[WHAT IS BEING ASKED] Go through the records below and report each line with "fait" in it.

Page text dataset records:
Start of Block

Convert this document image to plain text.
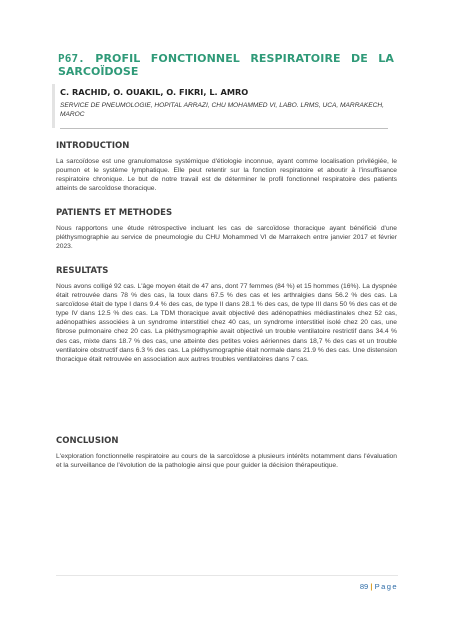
P67. PROFIL FONCTIONNEL RESPIRATOIRE DE LA
SARCOÏDOSE
C. RACHID, O. OUAKIL, O. FIKRI, L. AMRO
SERVICE DE PNEUMOLOGIE, HOPITAL ARRAZI, CHU MOHAMMED VI, LABO. LRMS, UCA, MARRAKECH, MAROC
INTRODUCTION
La sarcoïdose est une granulomatose systémique d'étiologie inconnue, ayant comme localisation privilégiée, le poumon et le système lymphatique. Elle peut retentir sur la fonction respiratoire et aboutir à l'insuffisance respiratoire chronique. Le but de notre travail est de déterminer le profil fonctionnel respiratoire des patients atteints de sarcoïdose thoracique.
PATIENTS ET METHODES
Nous rapportons une étude rétrospective incluant les cas de sarcoïdose thoracique ayant bénéficié d'une pléthysmographie au service de pneumologie du CHU Mohammed VI de Marrakech entre janvier 2017 et février 2023.
RESULTATS
Nous avons colligé 92 cas. L'âge moyen était de 47 ans, dont 77 femmes (84 %) et 15 hommes (16%). La dyspnée était retrouvée dans 78 % des cas, la toux dans 67.5 % des cas et les arthralgies dans 56.2 % des cas. La sarcoïdose était de type I dans 9.4 % des cas, de type II dans 28.1 % des cas, de type III dans 50 % des cas et de type IV dans 12.5 % des cas. La TDM thoracique avait objectivé des adénopathies médiastinales chez 52 cas, adénopathies associées à un syndrome interstitiel chez 40 cas, un syndrome interstitiel isolé chez 20 cas, une fibrose pulmonaire chez 20 cas. La pléthysmographie avait objectivé un trouble ventilatoire restrictif dans 34.4 % des cas, mixte dans 18.7 % des cas, une atteinte des petites voies aériennes dans 18,7 % des cas et un trouble ventilatoire obstructif dans 6.3 % des cas. La pléthysmographie était normale dans 21.9 % des cas. Une distension thoracique était retrouvée en association aux autres troubles ventilatoires dans 7 cas.
CONCLUSION
L'exploration fonctionnelle respiratoire au cours de la sarcoïdose a plusieurs intérêts notamment dans l'évaluation et la surveillance de l'évolution de la pathologie ainsi que pour guider la décision thérapeutique.
89 | Page
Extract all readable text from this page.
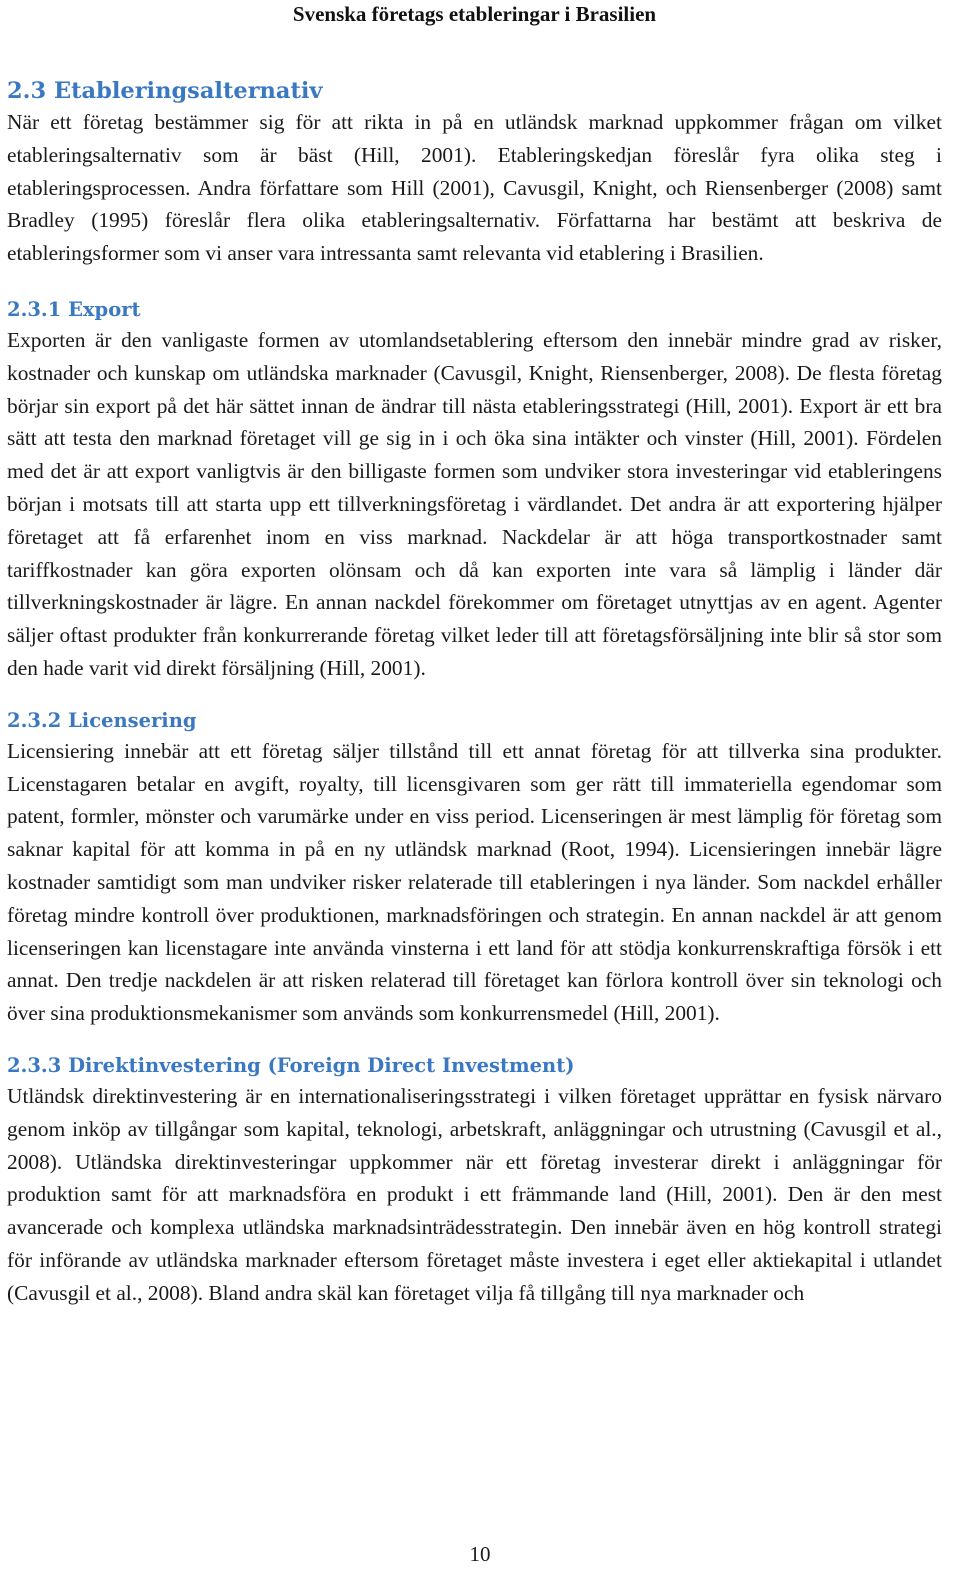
Svenska företags etableringar i Brasilien
2.3 Etableringsalternativ

När ett företag bestämmer sig för att rikta in på en utländsk marknad uppkommer frågan om vilket etableringsalternativ som är bäst (Hill, 2001). Etableringskedjan föreslår fyra olika steg i etableringsprocessen. Andra författare som Hill (2001), Cavusgil, Knight, och Riensenberger (2008) samt Bradley (1995) föreslår flera olika etableringsalternativ. Författarna har bestämt att beskriva de etableringsformer som vi anser vara intressanta samt relevanta vid etablering i Brasilien.

2.3.1 Export

Exporten är den vanligaste formen av utomlandsetablering eftersom den innebär mindre grad av risker, kostnader och kunskap om utländska marknader (Cavusgil, Knight, Riensenberger, 2008). De flesta företag börjar sin export på det här sättet innan de ändrar till nästa etableringsstrategi (Hill, 2001). Export är ett bra sätt att testa den marknad företaget vill ge sig in i och öka sina intäkter och vinster (Hill, 2001). Fördelen med det är att export vanligtvis är den billigaste formen som undviker stora investeringar vid etableringens början i motsats till att starta upp ett tillverkningsföretag i värdlandet. Det andra är att exportering hjälper företaget att få erfarenhet inom en viss marknad. Nackdelar är att höga transportkostnader samt tariffkostnader kan göra exporten olönsam och då kan exporten inte vara så lämplig i länder där tillverkningskostnader är lägre. En annan nackdel förekommer om företaget utnyttjas av en agent. Agenter säljer oftast produkter från konkurrerande företag vilket leder till att företagsförsäljning inte blir så stor som den hade varit vid direkt försäljning (Hill, 2001).

2.3.2 Licensering

Licensiering innebär att ett företag säljer tillstånd till ett annat företag för att tillverka sina produkter. Licenstagaren betalar en avgift, royalty, till licensgivaren som ger rätt till immateriella egendomar som patent, formler, mönster och varumärke under en viss period. Licenseringen är mest lämplig för företag som saknar kapital för att komma in på en ny utländsk marknad (Root, 1994). Licensieringen innebär lägre kostnader samtidigt som man undviker risker relaterade till etableringen i nya länder. Som nackdel erhåller företag mindre kontroll över produktionen, marknadsföringen och strategin. En annan nackdel är att genom licenseringen kan licenstagare inte använda vinsterna i ett land för att stödja konkurrenskraftiga försök i ett annat. Den tredje nackdelen är att risken relaterad till företaget kan förlora kontroll över sin teknologi och över sina produktionsmekanismer som används som konkurrensmedel (Hill, 2001).

2.3.3 Direktinvestering (Foreign Direct Investment)

Utländsk direktinvestering är en internationaliseringsstrategi i vilken företaget upprättar en fysisk närvaro genom inköp av tillgångar som kapital, teknologi, arbetskraft, anläggningar och utrustning (Cavusgil et al., 2008). Utländska direktinvesteringar uppkommer när ett företag investerar direkt i anläggningar för produktion samt för att marknadsföra en produkt i ett främmande land (Hill, 2001). Den är den mest avancerade och komplexa utländska marknadsinträdesstrategin. Den innebär även en hög kontroll strategi för införande av utländska marknader eftersom företaget måste investera i eget eller aktiekapital i utlandet (Cavusgil et al., 2008). Bland andra skäl kan företaget vilja få tillgång till nya marknader och

10
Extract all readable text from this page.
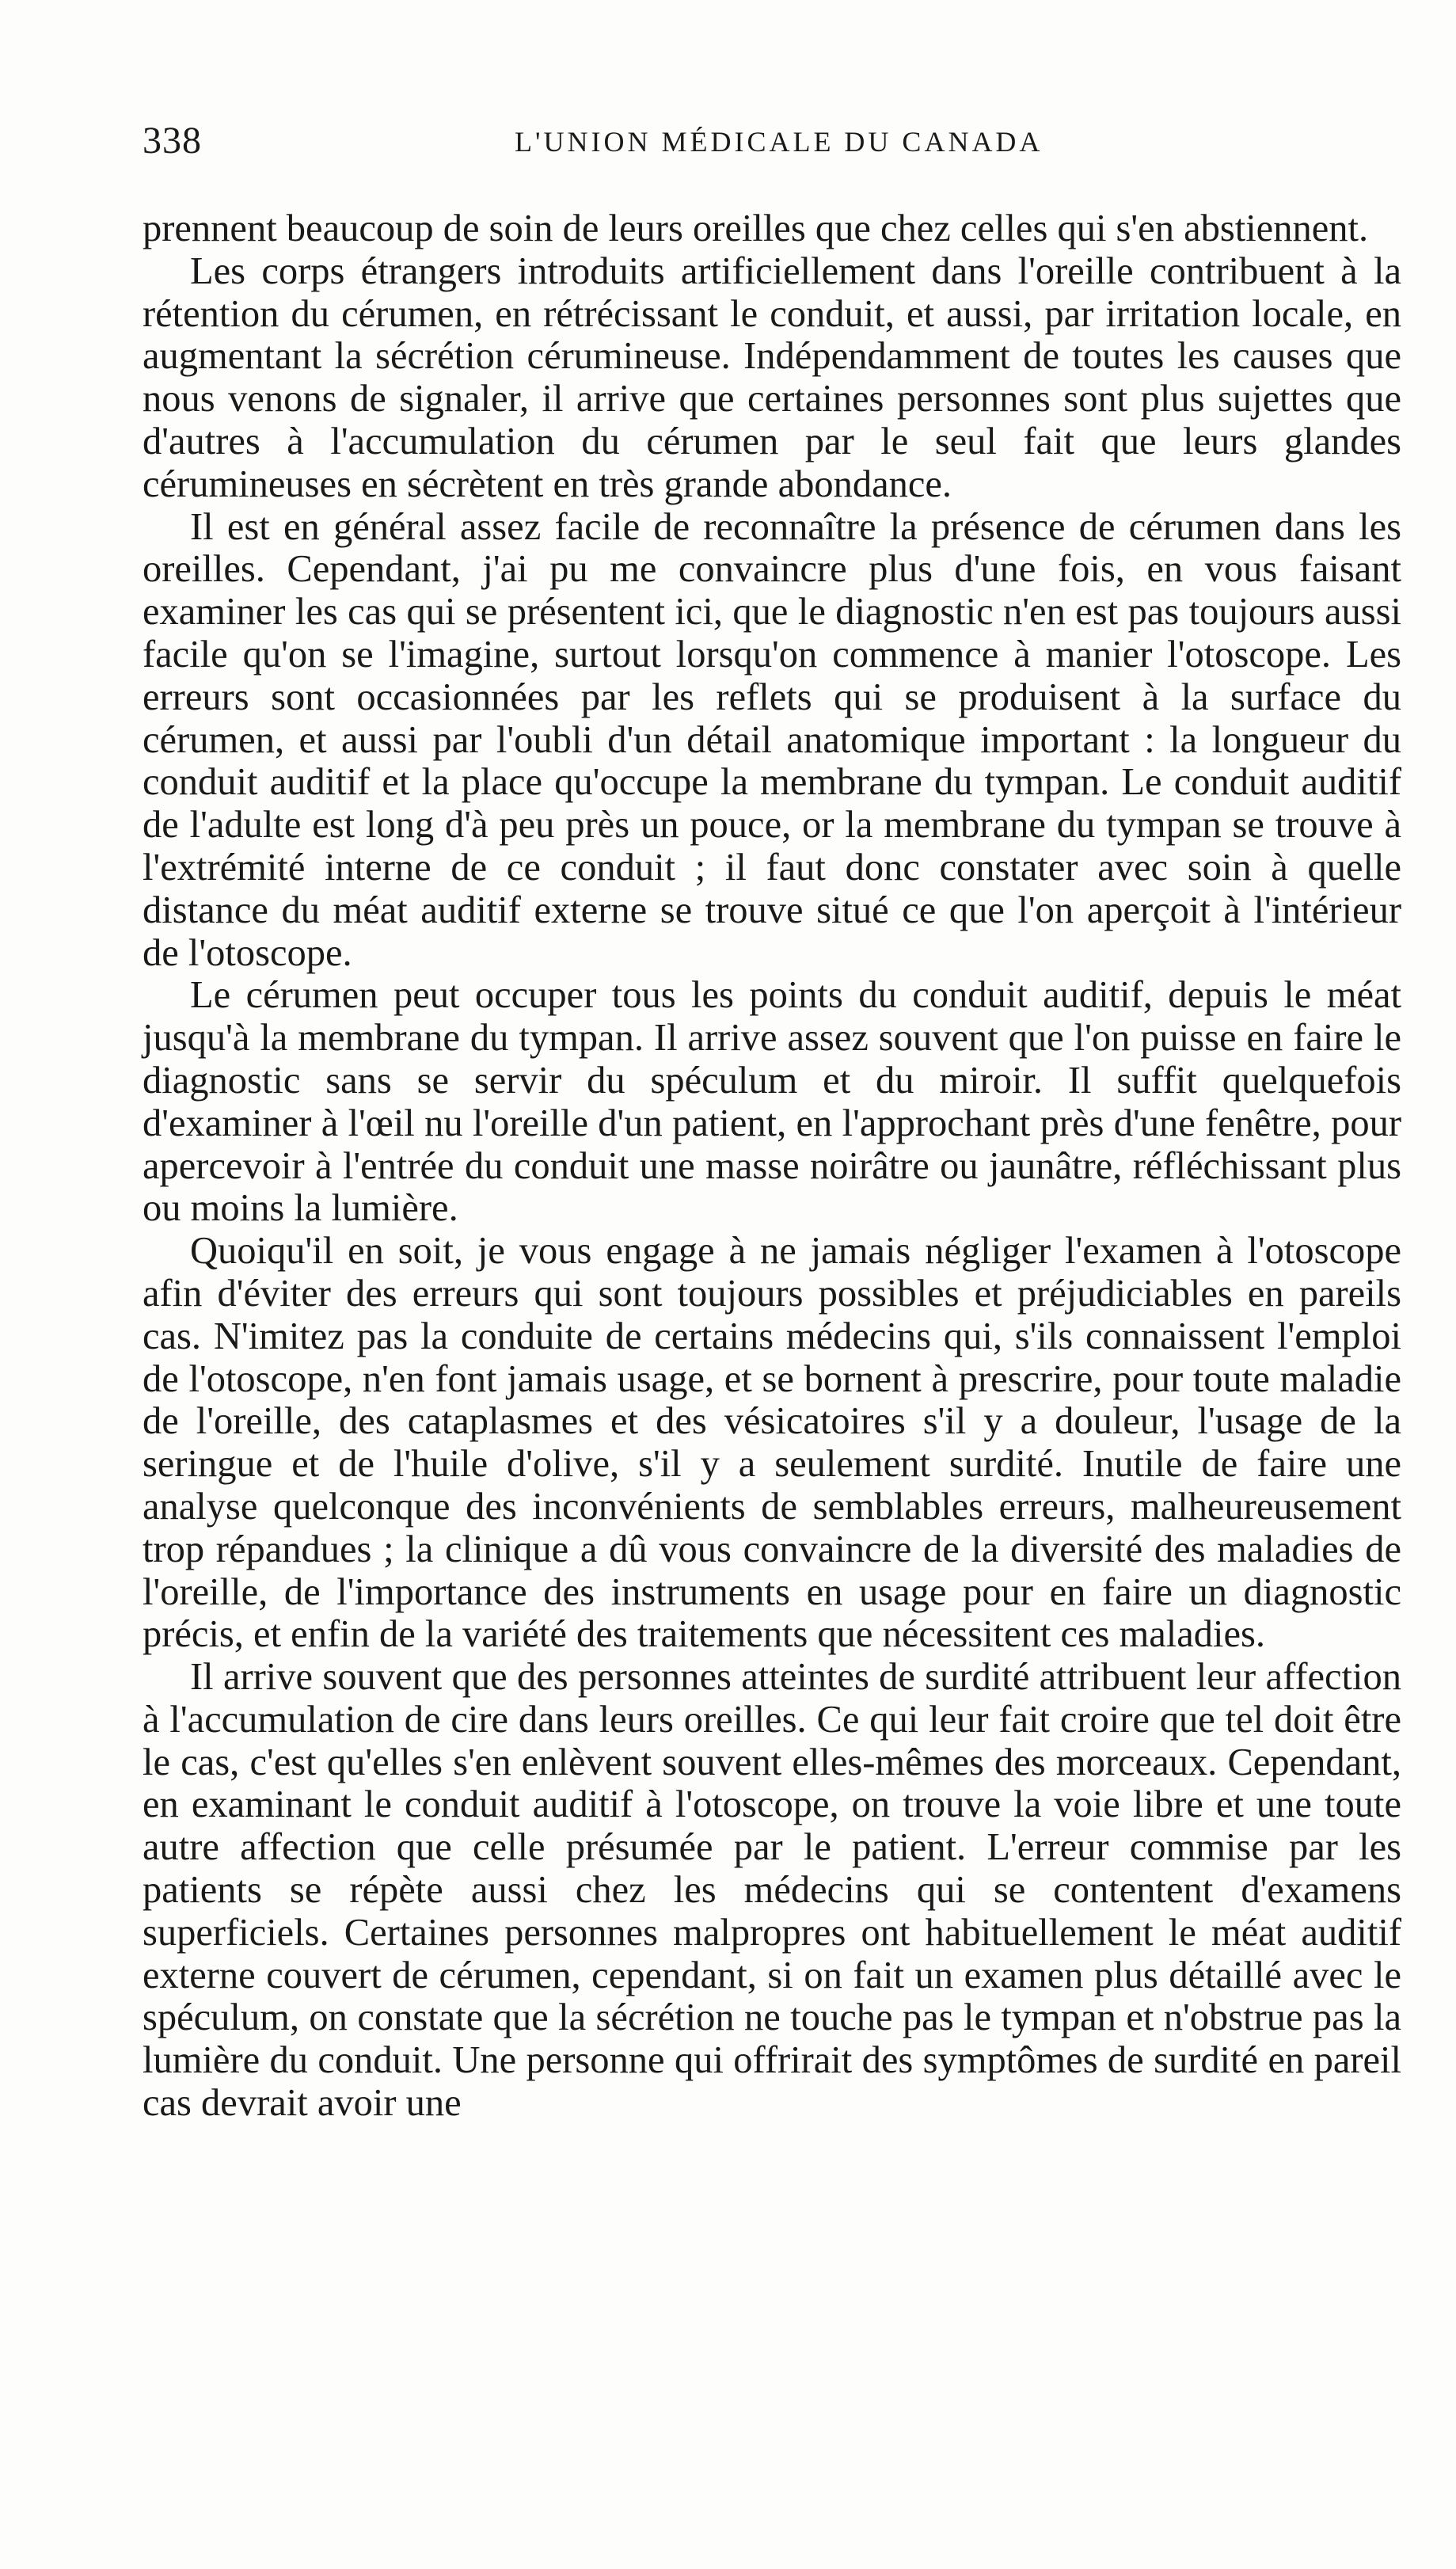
338	L'UNION MÉDICALE DU CANADA

prennent beaucoup de soin de leurs oreilles que chez celles qui s'en abstiennent.

Les corps étrangers introduits artificiellement dans l'oreille contribuent à la rétention du cérumen, en rétrécissant le conduit, et aussi, par irritation locale, en augmentant la sécrétion cérumineuse. Indépendamment de toutes les causes que nous venons de signaler, il arrive que certaines personnes sont plus sujettes que d'autres à l'accumulation du cérumen par le seul fait que leurs glandes cérumineuses en sécrètent en très grande abondance.

Il est en général assez facile de reconnaître la présence de cérumen dans les oreilles. Cependant, j'ai pu me convaincre plus d'une fois, en vous faisant examiner les cas qui se présentent ici, que le diagnostic n'en est pas toujours aussi facile qu'on se l'imagine, surtout lorsqu'on commence à manier l'otoscope. Les erreurs sont occasionnées par les reflets qui se produisent à la surface du cérumen, et aussi par l'oubli d'un détail anatomique important : la longueur du conduit auditif et la place qu'occupe la membrane du tympan. Le conduit auditif de l'adulte est long d'à peu près un pouce, or la membrane du tympan se trouve à l'extrémité interne de ce conduit ; il faut donc constater avec soin à quelle distance du méat auditif externe se trouve situé ce que l'on aperçoit à l'intérieur de l'otoscope.

Le cérumen peut occuper tous les points du conduit auditif, depuis le méat jusqu'à la membrane du tympan. Il arrive assez souvent que l'on puisse en faire le diagnostic sans se servir du spéculum et du miroir. Il suffit quelquefois d'examiner à l'œil nu l'oreille d'un patient, en l'approchant près d'une fenêtre, pour apercevoir à l'entrée du conduit une masse noirâtre ou jaunâtre, réfléchissant plus ou moins la lumière.

Quoiqu'il en soit, je vous engage à ne jamais négliger l'examen à l'otoscope afin d'éviter des erreurs qui sont toujours possibles et préjudiciables en pareils cas. N'imitez pas la conduite de certains médecins qui, s'ils connaissent l'emploi de l'otoscope, n'en font jamais usage, et se bornent à prescrire, pour toute maladie de l'oreille, des cataplasmes et des vésicatoires s'il y a douleur, l'usage de la seringue et de l'huile d'olive, s'il y a seulement surdité. Inutile de faire une analyse quelconque des inconvénients de semblables erreurs, malheureusement trop répandues ; la clinique a dû vous convaincre de la diversité des maladies de l'oreille, de l'importance des instruments en usage pour en faire un diagnostic précis, et enfin de la variété des traitements que nécessitent ces maladies.

Il arrive souvent que des personnes atteintes de surdité attribuent leur affection à l'accumulation de cire dans leurs oreilles. Ce qui leur fait croire que tel doit être le cas, c'est qu'elles s'en enlèvent souvent elles-mêmes des morceaux. Cependant, en examinant le conduit auditif à l'otoscope, on trouve la voie libre et une toute autre affection que celle présumée par le patient. L'erreur commise par les patients se répète aussi chez les médecins qui se contentent d'examens superficiels. Certaines personnes malpropres ont habituellement le méat auditif externe couvert de cérumen, cependant, si on fait un examen plus détaillé avec le spéculum, on constate que la sécrétion ne touche pas le tympan et n'obstrue pas la lumière du conduit. Une personne qui offrirait des symptômes de surdité en pareil cas devrait avoir une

End of Block

[WRITTEN ANSWER]
Les corps étrangers introduits artificiellement dans l'oreille contribuent à la rétention du cérumen, en rétrécissant le conduit, et aussi, par irritation locale, en augmentant la sécrétion cérumineuse. Indépendamment de toutes les causes que nous venons de signaler, il arrive que certaines personnes sont plus sujettes que d'autres à l'accumulation du cérumen par le seul fait que leurs glandes cérumineuses en sécrètent en très grande abondance.
Il arrive souvent que des personnes atteintes de surdité attribuent leur affection à l'accumulation de cire dans leurs oreilles. Ce qui leur fait croire que tel doit être le cas, c'est qu'elles s'en enlèvent souvent elles-mêmes des morceaux. Cependant, en examinant le conduit auditif à l'otoscope, on trouve la voie libre et une toute autre affection que celle présumée par le patient. L'erreur commise par les patients se répète aussi chez les médecins qui se contentent d'examens superficiels. Certaines personnes malpropres ont habituellement le méat auditif externe couvert de cérumen, cependant, si on fait un examen plus détaillé avec le spéculum, on constate que la sécrétion ne touche pas le tympan et n'obstrue pas la lumière du conduit. Une personne qui offrirait des symptômes de surdité en pareil cas devrait avoir une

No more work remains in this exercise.